→ EXERCISE DESCRIPTION:
Which lines in the records below contain the word "first"? Copy each of them.

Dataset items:
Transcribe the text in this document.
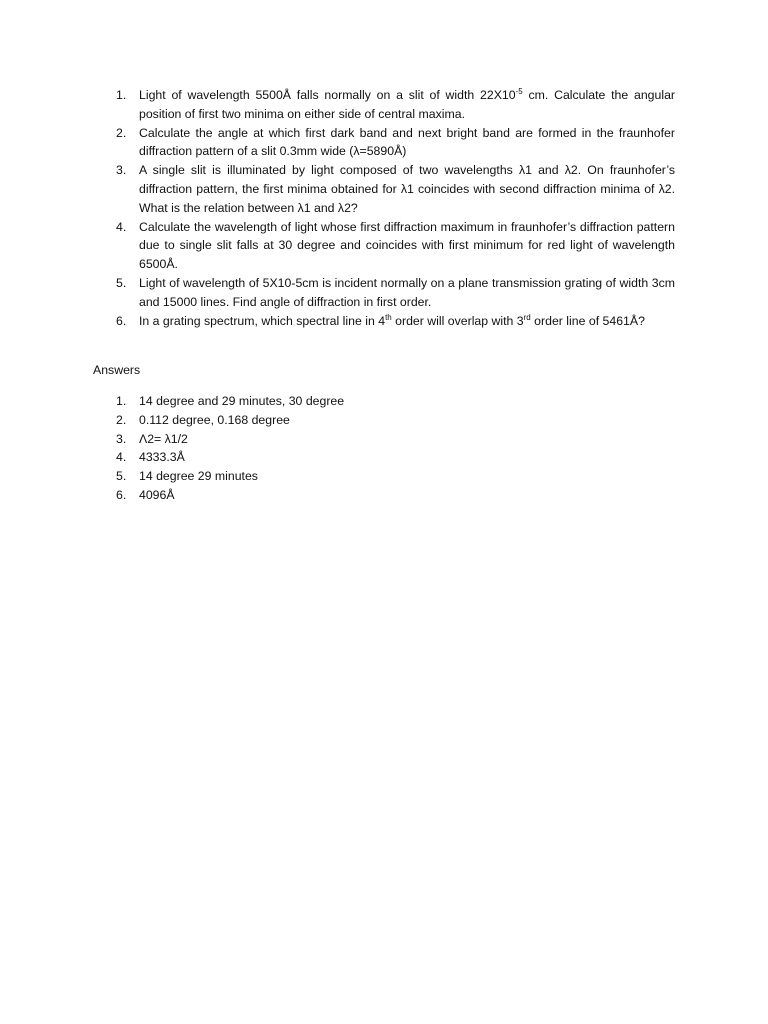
1. Light of wavelength 5500Å falls normally on a slit of width $22X10^{-5}$ cm. Calculate the angular position of first two minima on either side of central maxima.
2. Calculate the angle at which first dark band and next bright band are formed in the fraunhofer diffraction pattern of a slit 0.3mm wide (λ=5890Å)
3. A single slit is illuminated by light composed of two wavelengths λ1 and λ2. On fraunhofer’s diffraction pattern, the first minima obtained for λ1 coincides with second diffraction minima of λ2. What is the relation between λ1 and λ2?
4. Calculate the wavelength of light whose first diffraction maximum in fraunhofer’s diffraction pattern due to single slit falls at 30 degree and coincides with first minimum for red light of wavelength 6500Å.
5. Light of wavelength of 5X10-5cm is incident normally on a plane transmission grating of width 3cm and 15000 lines. Find angle of diffraction in first order.
6. In a grating spectrum, which spectral line in 4th order will overlap with 3rd order line of 5461Å?

Answers

1. 14 degree and 29 minutes, 30 degree
2. 0.112 degree, 0.168 degree
3. Λ2= λ1/2
4. 4333.3Å
5. 14 degree 29 minutes
6. 4096Å
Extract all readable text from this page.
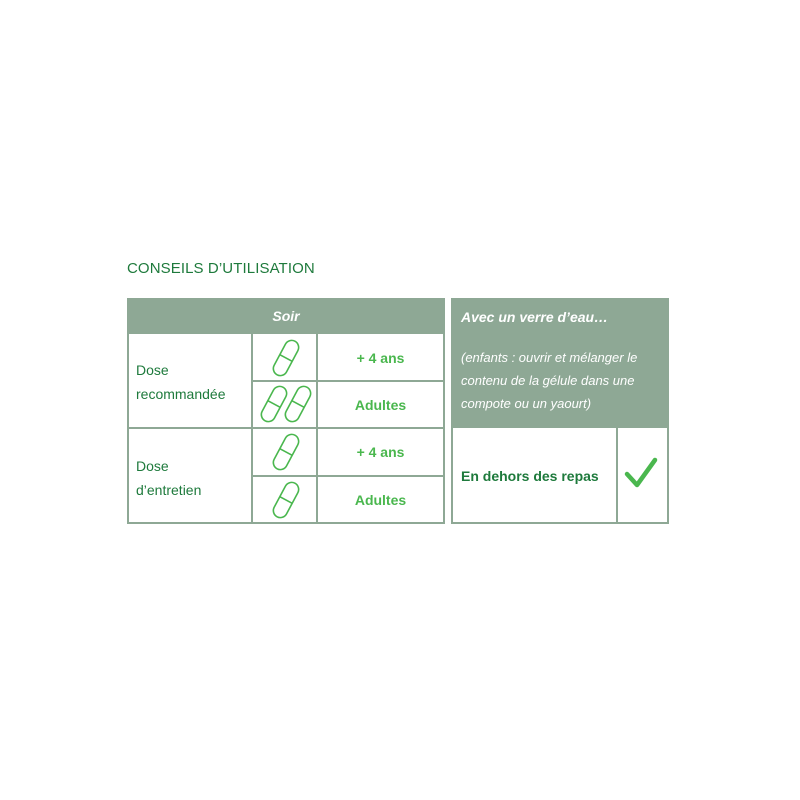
CONSEILS D’UTILISATION
Soir
Dose
recommandée
Dose
d’entretien
+ 4 ans
Adultes
+ 4 ans
Adultes
Avec un verre d’eau…
(enfants : ouvrir et mélanger le contenu de la gélule dans une compote ou un yaourt)
En dehors des repas
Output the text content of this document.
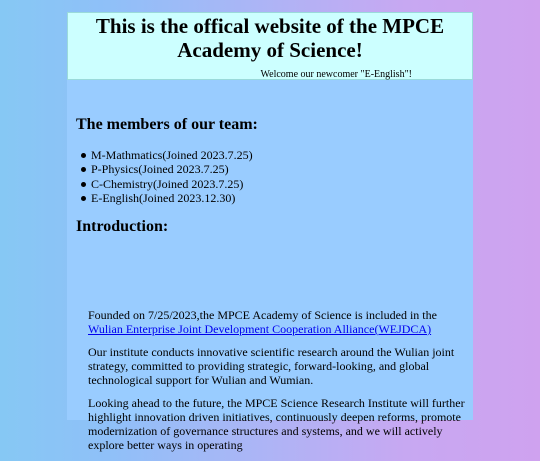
This is the offical website of the MPCE Academy of Science!
Welcome our newcomer "E-English"!
The members of our team:
M-Mathmatics(Joined 2023.7.25)
P-Physics(Joined 2023.7.25)
C-Chemistry(Joined 2023.7.25)
E-English(Joined 2023.12.30)
Introduction:

Founded on 7/25/2023,the MPCE Academy of Science is included in the Wulian Enterprise Joint Development Cooperation Alliance(WEJDCA)

Our institute conducts innovative scientific research around the Wulian joint strategy, committed to providing strategic, forward-looking, and global technological support for Wulian and Wumian.

Looking ahead to the future, the MPCE Science Research Institute will further highlight innovation driven initiatives, continuously deepen reforms, promote modernization of governance structures and systems, and we will actively explore better ways in operating
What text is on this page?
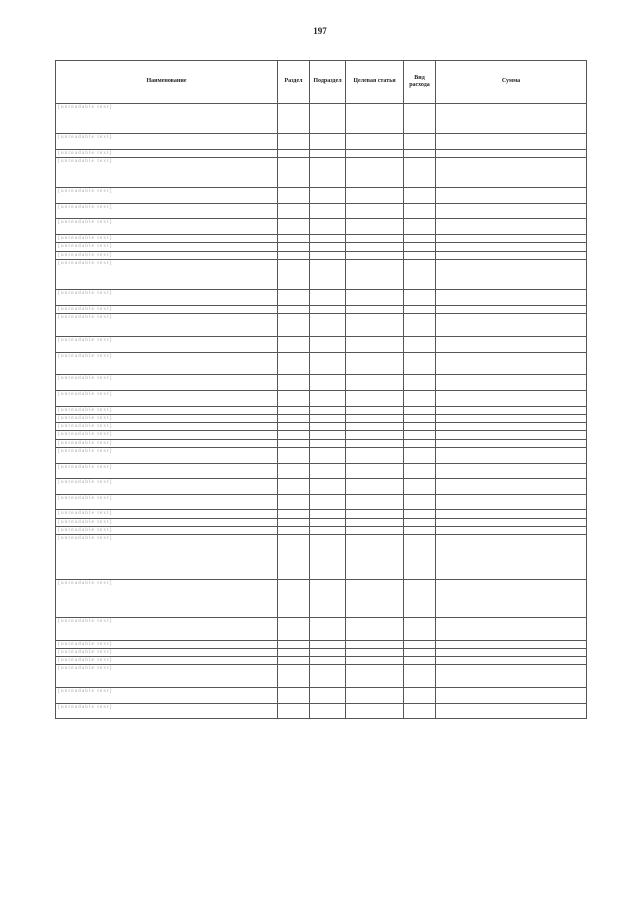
197
Наименование	Раздел	Подраздел	Целевая статья	Вид расхода	Сумма
[unreadable text]					
[unreadable text]					
[unreadable text]					
[unreadable text]					
[unreadable text]					
[unreadable text]					
[unreadable text]					
[unreadable text]					
[unreadable text]					
[unreadable text]					
[unreadable text]					
[unreadable text]					
[unreadable text]					
[unreadable text]					
[unreadable text]					
[unreadable text]					
[unreadable text]					
[unreadable text]					
[unreadable text]					
[unreadable text]					
[unreadable text]					
[unreadable text]					
[unreadable text]					
[unreadable text]					
[unreadable text]					
[unreadable text]					
[unreadable text]					
[unreadable text]					
[unreadable text]					
[unreadable text]					
[unreadable text]					
[unreadable text]					
[unreadable text]					
[unreadable text]					
[unreadable text]					
[unreadable text]					
[unreadable text]					
[unreadable text]					
[unreadable text]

→ TASK RESPONSE:
1. Light of wavelength 5500Å falls normally on a slit of width $22X10^{-5}$ cm. Calculate the angular position of first two minima on either side of central maxima.
2. Calculate the angle at which first dark band and next bright band are formed in the fraunhofer diffraction pattern of a slit 0.3mm wide (λ=5890Å)
3. A single slit is illuminated by light composed of two wavelengths λ1 and λ2. On fraunhofer’s diffraction pattern, the first minima obtained for λ1 coincides with second diffraction minima of λ2. What is the relation between λ1 and λ2?
4. Calculate the wavelength of light whose first diffraction maximum in fraunhofer’s diffraction pattern due to single slit falls at 30 degree and coincides with first minimum for red light of wavelength 6500Å.
5. Light of wavelength of 5X10-5cm is incident normally on a plane transmission grating of width 3cm and 15000 lines. Find angle of diffraction in first order.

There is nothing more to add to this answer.